*DOCUMENT SEGMENT*:
Smart was a monster in preseason for the Jets
When the New York Jets elevate a fan favorite to the active roster, fans tend to respond with only a touch of hysteria.
Case in point: when Chris Streveler was elevated from the practice squad prior to the first Jets-Patriots matchup, many were dreaming of a Streveler package replete with heroics similar to his preseason comeback antics.
Streveler trick play. It’s coming.
— matt 🎄 (@matt_nyr) October 29, 2022
In the end, Streveler was inactive for the game with no clear explanation given about the roster shenanigans.
That is unlikely to happen in this case, as the Jets elevated DT Tanzel Smart from the practice squad to take the place of the injured Sheldon Rankins. Although the Jets hope Rankins can avoid injured reserve, it is likely that he will miss a minimum of three weeks. Smart will fill the void on the roster, at least for this week.
Smart is one of those preseason darlings who has just never been able to crack the roster. Although he appeared in three games for the Jets in 2020, logging 26 snaps, he’s missed the active roster each of the last two seasons despite logging impressive preseason performances. This past preseason, Smart tied for third among defensive linemen with nine QB pressures. However, he was a victim of the logjam on the Jets’ defensive line.
Tanzel Smart made plays last preseason and making plenty of plays already again this preseason.
Powerful steps into the rips gets the LG leaning, Smart feels that and spins off of it bringing the LG to his knees.

*GIVEN MATERIAL*:
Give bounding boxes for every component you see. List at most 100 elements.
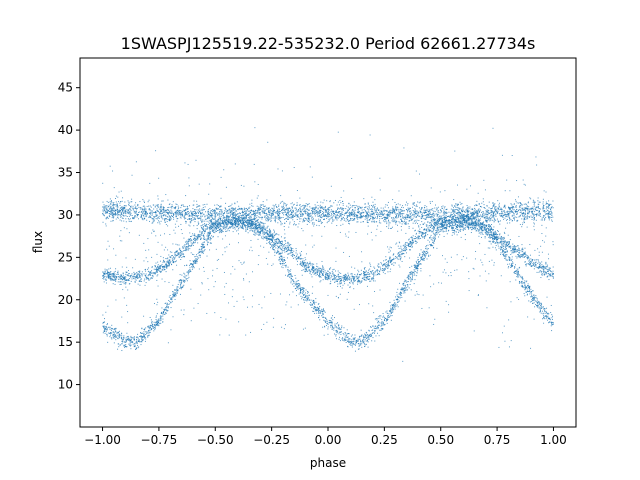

*THE PROBLEM*: Reproduce, word for word, the passage of the Tanzel Smart article that opens with the words containing "Smart is one" and closes with "again this preseason.".

*OUTPUT BELOW*:
Smart is one of those preseason darlings who has just never been able to crack the roster. Although he appeared in three games for the Jets in 2020, logging 26 snaps, he’s missed the active roster each of the last two seasons despite logging impressive preseason performances. This past preseason, Smart tied for third among defensive linemen with nine QB pressures. However, he was a victim of the logjam on the Jets’ defensive line.
Tanzel Smart made plays last preseason and making plenty of plays already again this preseason.